● WHAT TO DO
Search the records for the line with "Serialize everything readable". Output that line and each line after it, exactly, and stop at the end; omit pictures.

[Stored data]
## Begin
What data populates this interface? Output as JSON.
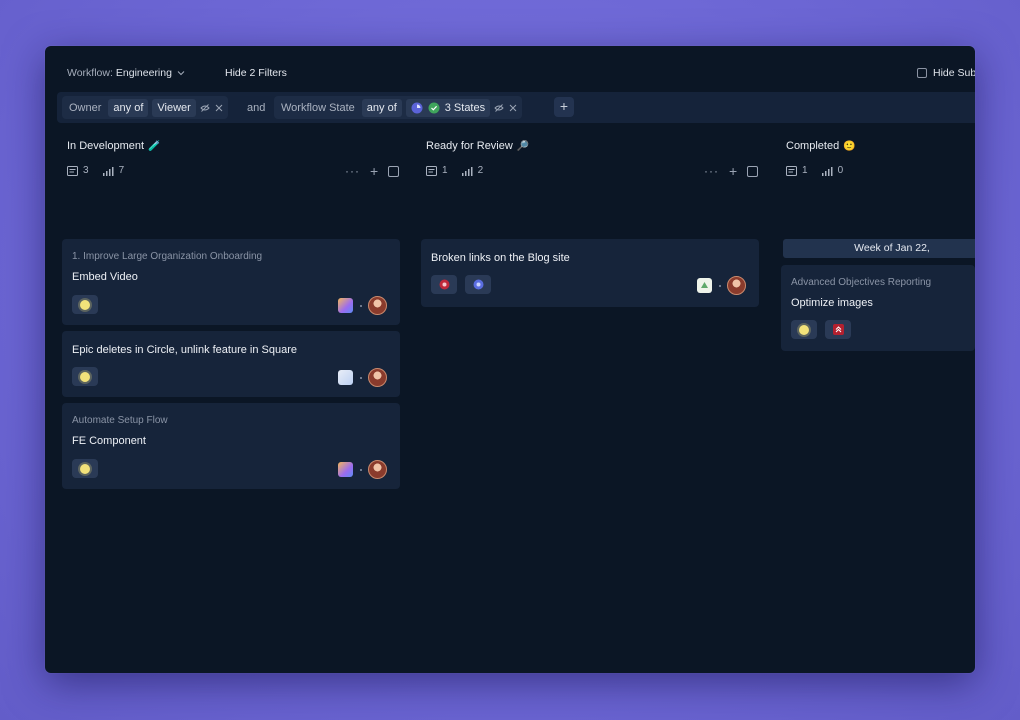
{
  "toolbar": {
    "workflow_label": "Workflow:",
    "workflow_value": "Engineering",
    "hide_filters": "Hide 2 Filters",
    "hide_subissues": "Hide Sub"
  },
  "filters": {
    "owner_label": "Owner",
    "owner_op": "any of",
    "owner_value": "Viewer",
    "connector": "and",
    "state_label": "Workflow State",
    "state_op": "any of",
    "state_value": "3 States",
    "add_label": "+"
  },
  "columns": [
    {
      "title": "In Development",
      "emoji": "🧪",
      "stories": "3",
      "points": "7",
      "cards": [
        {
          "parent": "1. Improve Large Organization Onboarding",
          "title": "Embed Video"
        },
        {
          "parent": "",
          "title": "Epic deletes in Circle, unlink feature in Square"
        },
        {
          "parent": "Automate Setup Flow",
          "title": "FE Component"
        }
      ]
    },
    {
      "title": "Ready for Review",
      "emoji": "🔎",
      "stories": "1",
      "points": "2",
      "cards": [
        {
          "parent": "",
          "title": "Broken links on the Blog site"
        }
      ]
    },
    {
      "title": "Completed",
      "emoji": "🙂",
      "stories": "1",
      "points": "0",
      "week": "Week of Jan 22,",
      "cards": [
        {
          "parent": "Advanced Objectives Reporting",
          "title": "Optimize images"
        }
      ]
    }
  ],
  "colors": {
    "background": "#6f6ad6",
    "window": "#0b1625",
    "card": "#16243a",
    "feature_dot": "#f2e27a",
    "bug_red": "#c0283a"
  }
}
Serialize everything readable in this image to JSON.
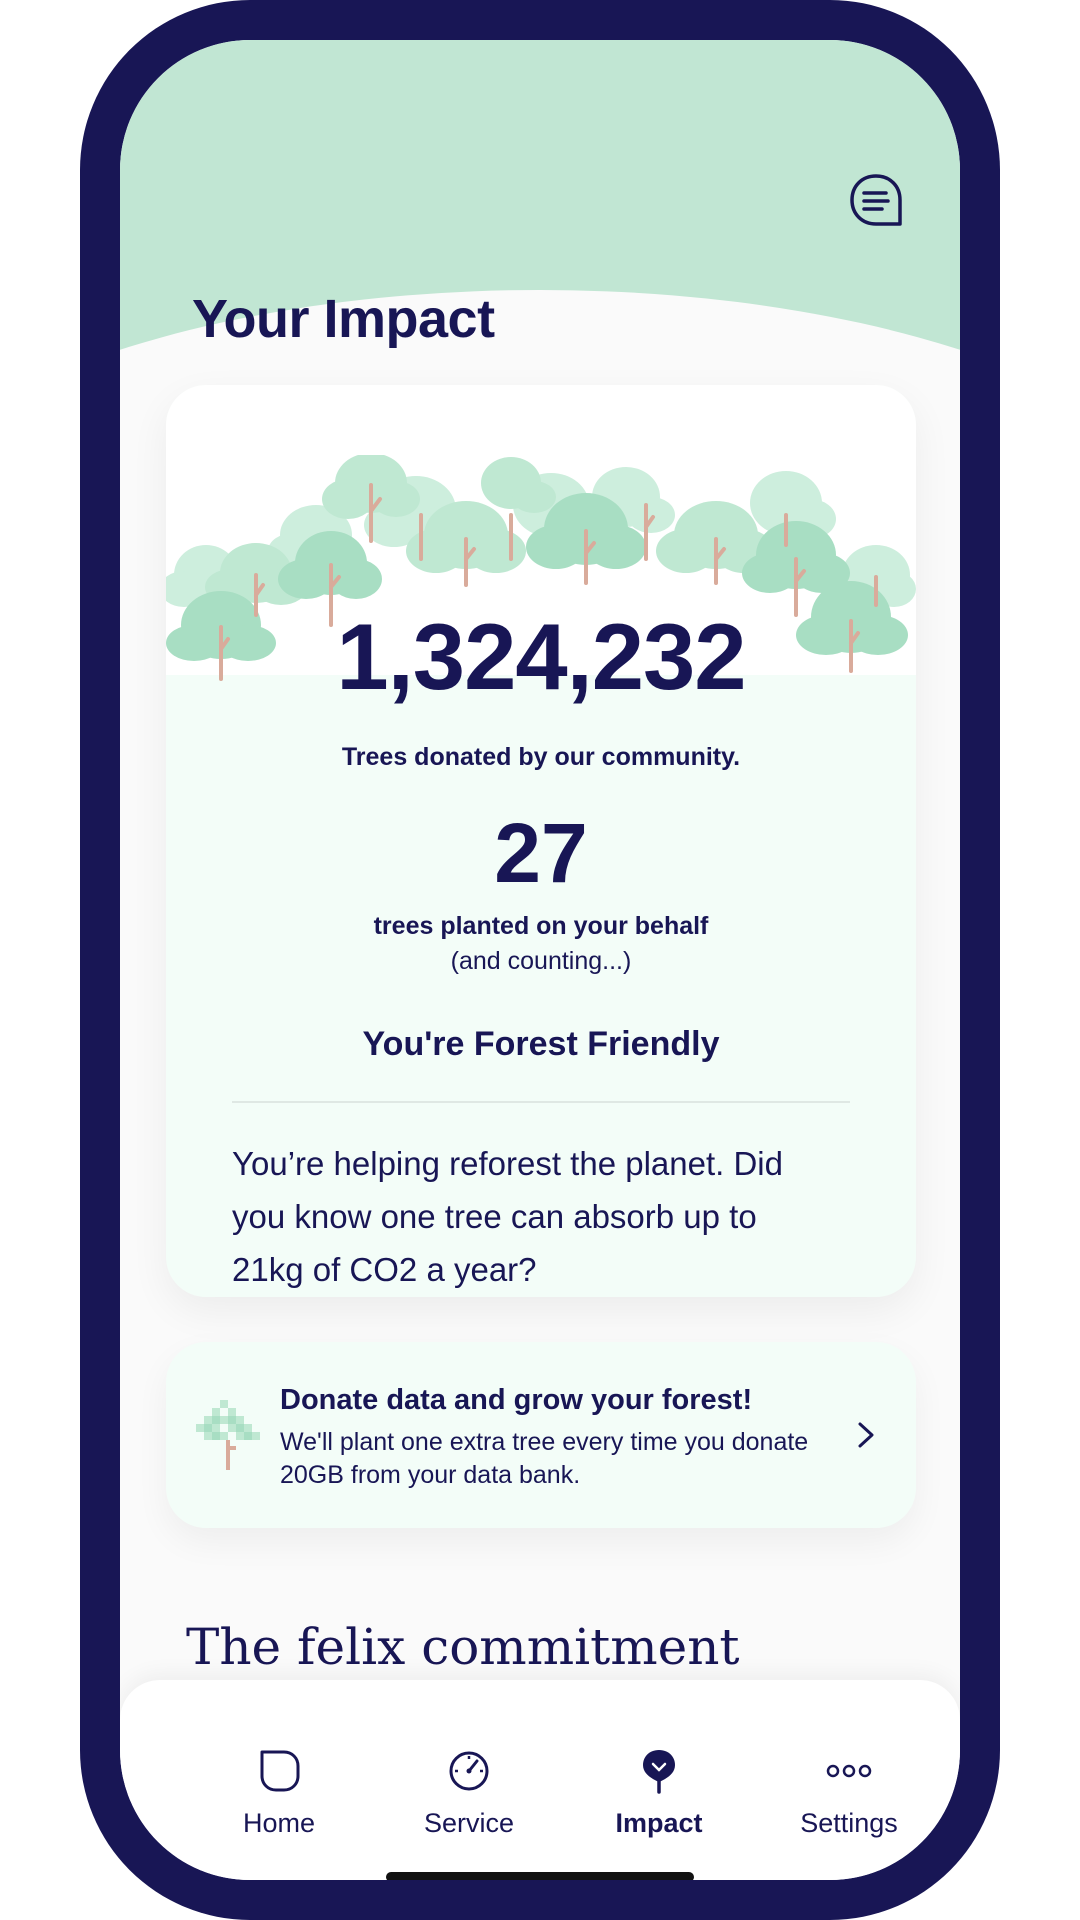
{
  "header": {
    "title": "Your Impact",
    "message_icon": "chat-lines-icon"
  },
  "impact": {
    "total_trees": "1,324,232",
    "total_caption": "Trees donated by our community.",
    "user_trees": "27",
    "user_caption": "trees planted on your behalf",
    "user_sub": "(and counting...)",
    "status_title": "You're Forest Friendly",
    "body": "You’re helping reforest the planet. Did you know one tree can absorb up to 21kg of CO2 a year?"
  },
  "donate": {
    "title": "Donate data and grow your forest!",
    "body": "We'll plant one extra tree every time you donate 20GB from your data bank.",
    "icon": "pixel-tree-icon",
    "chevron_icon": "chevron-right-icon"
  },
  "commitment": {
    "title": "The felix commitment"
  },
  "tabs": [
    {
      "label": "Home",
      "icon": "leaf-icon"
    },
    {
      "label": "Service",
      "icon": "gauge-icon"
    },
    {
      "label": "Impact",
      "icon": "tree-pin-icon",
      "active": true
    },
    {
      "label": "Settings",
      "icon": "dots-icon"
    }
  ],
  "colors": {
    "navy": "#181655",
    "mint": "#c1e6d3",
    "card_bg": "#f3fdf8",
    "tree_light": "#cdeedd",
    "tree_dark": "#a8dec3",
    "trunk": "#d9ab9b"
  }
}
## End
● RESPONSE TO THIS TASK
Serialize everything readable in this image to JSON.
{
  "header": {
    "title": "Your Impact",
    "message_icon": "chat-lines-icon"
  },
  "impact": {
    "total_trees": "1,324,232",
    "total_caption": "Trees donated by our community.",
    "user_trees": "27",
    "user_caption": "trees planted on your behalf",
    "user_sub": "(and counting...)",
    "status_title": "You're Forest Friendly",
    "body": "You’re helping reforest the planet. Did you know one tree can absorb up to 21kg of CO2 a year?"
  },
  "donate": {
    "title": "Donate data and grow your forest!",
    "body": "We'll plant one extra tree every time you donate 20GB from your data bank.",
    "icon": "pixel-tree-icon",
    "chevron_icon": "chevron-right-icon"
  },
  "commitment": {
    "title": "The felix commitment"
  },
  "tabs": [
    {
      "label": "Home",
      "icon": "leaf-icon"
    },
    {
      "label": "Service",
      "icon": "gauge-icon"
    },
    {
      "label": "Impact",
      "icon": "tree-pin-icon",
      "active": true
    },
    {
      "label": "Settings",
      "icon": "dots-icon"
    }
  ],
  "colors": {
    "navy": "#181655",
    "mint": "#c1e6d3",
    "card_bg": "#f3fdf8",
    "tree_light": "#cdeedd",
    "tree_dark": "#a8dec3",
    "trunk": "#d9ab9b"
  }
}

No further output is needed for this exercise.